# start of Exercise inputs
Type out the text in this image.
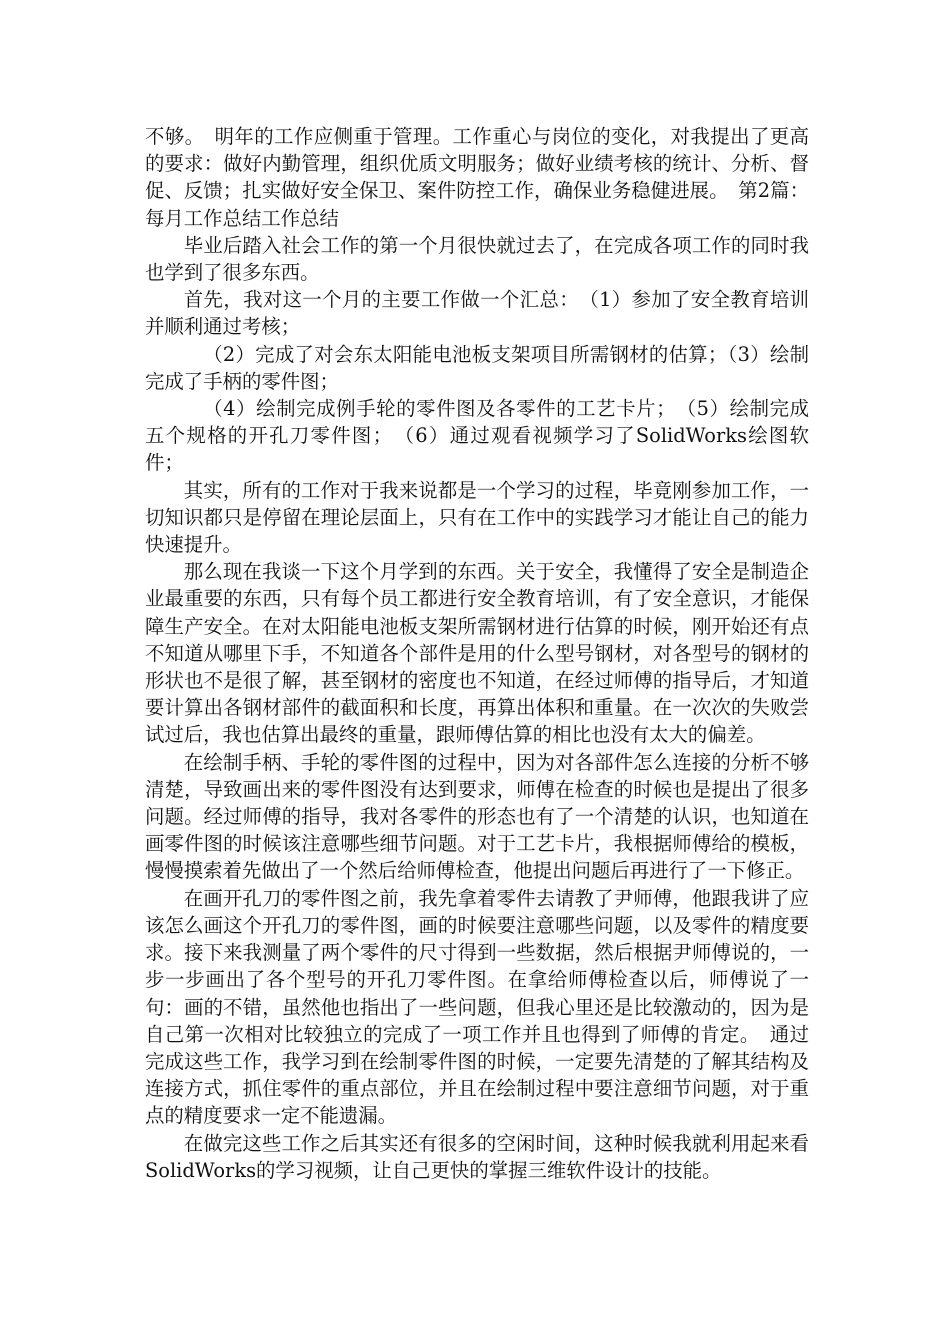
不够。　明年的工作应侧重于管理。工作重心与岗位的变化，对我提出了更高的要求：做好内勤管理，组织优质文明服务；做好业绩考核的统计、分析、督促、反馈；扎实做好安全保卫、案件防控工作，确保业务稳健进展。　第2篇：每月工作总结工作总结

毕业后踏入社会工作的第一个月很快就过去了，在完成各项工作的同时我也学到了很多东西。

首先，我对这一个月的主要工作做一个汇总：　（1）参加了安全教育培训并顺利通过考核；

（2）完成了对会东太阳能电池板支架项目所需钢材的估算；（3）绘制完成了手柄的零件图；

（4）绘制完成例手轮的零件图及各零件的工艺卡片；　（5）绘制完成五个规格的开孔刀零件图；　（6）通过观看视频学习了SolidWorks绘图软件；

其实，所有的工作对于我来说都是一个学习的过程，毕竟刚参加工作，一切知识都只是停留在理论层面上，只有在工作中的实践学习才能让自己的能力快速提升。

那么现在我谈一下这个月学到的东西。关于安全，我懂得了安全是制造企业最重要的东西，只有每个员工都进行安全教育培训，有了安全意识，才能保障生产安全。在对太阳能电池板支架所需钢材进行估算的时候，刚开始还有点不知道从哪里下手，不知道各个部件是用的什么型号钢材，对各型号的钢材的形状也不是很了解，甚至钢材的密度也不知道，在经过师傅的指导后，才知道要计算出各钢材部件的截面积和长度，再算出体积和重量。在一次次的失败尝试过后，我也估算出最终的重量，跟师傅估算的相比也没有太大的偏差。

在绘制手柄、手轮的零件图的过程中，因为对各部件怎么连接的分析不够清楚，导致画出来的零件图没有达到要求，师傅在检查的时候也是提出了很多问题。经过师傅的指导，我对各零件的形态也有了一个清楚的认识，也知道在画零件图的时候该注意哪些细节问题。对于工艺卡片，我根据师傅给的模板，慢慢摸索着先做出了一个然后给师傅检查，他提出问题后再进行了一下修正。

在画开孔刀的零件图之前，我先拿着零件去请教了尹师傅，他跟我讲了应该怎么画这个开孔刀的零件图，画的时候要注意哪些问题，以及零件的精度要求。接下来我测量了两个零件的尺寸得到一些数据，然后根据尹师傅说的，一步一步画出了各个型号的开孔刀零件图。在拿给师傅检查以后，师傅说了一句：画的不错，虽然他也指出了一些问题，但我心里还是比较激动的，因为是自己第一次相对比较独立的完成了一项工作并且也得到了师傅的肯定。　通过完成这些工作，我学习到在绘制零件图的时候，一定要先清楚的了解其结构及连接方式，抓住零件的重点部位，并且在绘制过程中要注意细节问题，对于重点的精度要求一定不能遗漏。

在做完这些工作之后其实还有很多的空闲时间，这种时候我就利用起来看SolidWorks的学习视频，让自己更快的掌握三维软件设计的技能。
# end of Exercise inputs
- [What needs to be done]: Images in the records should not be copied. Repeat all the rest exactly.

- [Answer]:
Type out the text in this image.
不够。　明年的工作应侧重于管理。工作重心与岗位的变化，对我提出了更高的要求：做好内勤管理，组织优质文明服务；做好业绩考核的统计、分析、督促、反馈；扎实做好安全保卫、案件防控工作，确保业务稳健进展。　第2篇：每月工作总结工作总结

毕业后踏入社会工作的第一个月很快就过去了，在完成各项工作的同时我也学到了很多东西。

首先，我对这一个月的主要工作做一个汇总：　（1）参加了安全教育培训并顺利通过考核；

（2）完成了对会东太阳能电池板支架项目所需钢材的估算；（3）绘制完成了手柄的零件图；

（4）绘制完成例手轮的零件图及各零件的工艺卡片；　（5）绘制完成五个规格的开孔刀零件图；　（6）通过观看视频学习了SolidWorks绘图软件；

其实，所有的工作对于我来说都是一个学习的过程，毕竟刚参加工作，一切知识都只是停留在理论层面上，只有在工作中的实践学习才能让自己的能力快速提升。

那么现在我谈一下这个月学到的东西。关于安全，我懂得了安全是制造企业最重要的东西，只有每个员工都进行安全教育培训，有了安全意识，才能保障生产安全。在对太阳能电池板支架所需钢材进行估算的时候，刚开始还有点不知道从哪里下手，不知道各个部件是用的什么型号钢材，对各型号的钢材的形状也不是很了解，甚至钢材的密度也不知道，在经过师傅的指导后，才知道要计算出各钢材部件的截面积和长度，再算出体积和重量。在一次次的失败尝试过后，我也估算出最终的重量，跟师傅估算的相比也没有太大的偏差。

在绘制手柄、手轮的零件图的过程中，因为对各部件怎么连接的分析不够清楚，导致画出来的零件图没有达到要求，师傅在检查的时候也是提出了很多问题。经过师傅的指导，我对各零件的形态也有了一个清楚的认识，也知道在画零件图的时候该注意哪些细节问题。对于工艺卡片，我根据师傅给的模板，慢慢摸索着先做出了一个然后给师傅检查，他提出问题后再进行了一下修正。

在画开孔刀的零件图之前，我先拿着零件去请教了尹师傅，他跟我讲了应该怎么画这个开孔刀的零件图，画的时候要注意哪些问题，以及零件的精度要求。接下来我测量了两个零件的尺寸得到一些数据，然后根据尹师傅说的，一步一步画出了各个型号的开孔刀零件图。在拿给师傅检查以后，师傅说了一句：画的不错，虽然他也指出了一些问题，但我心里还是比较激动的，因为是自己第一次相对比较独立的完成了一项工作并且也得到了师傅的肯定。　通过完成这些工作，我学习到在绘制零件图的时候，一定要先清楚的了解其结构及连接方式，抓住零件的重点部位，并且在绘制过程中要注意细节问题，对于重点的精度要求一定不能遗漏。

在做完这些工作之后其实还有很多的空闲时间，这种时候我就利用起来看SolidWorks的学习视频，让自己更快的掌握三维软件设计的技能。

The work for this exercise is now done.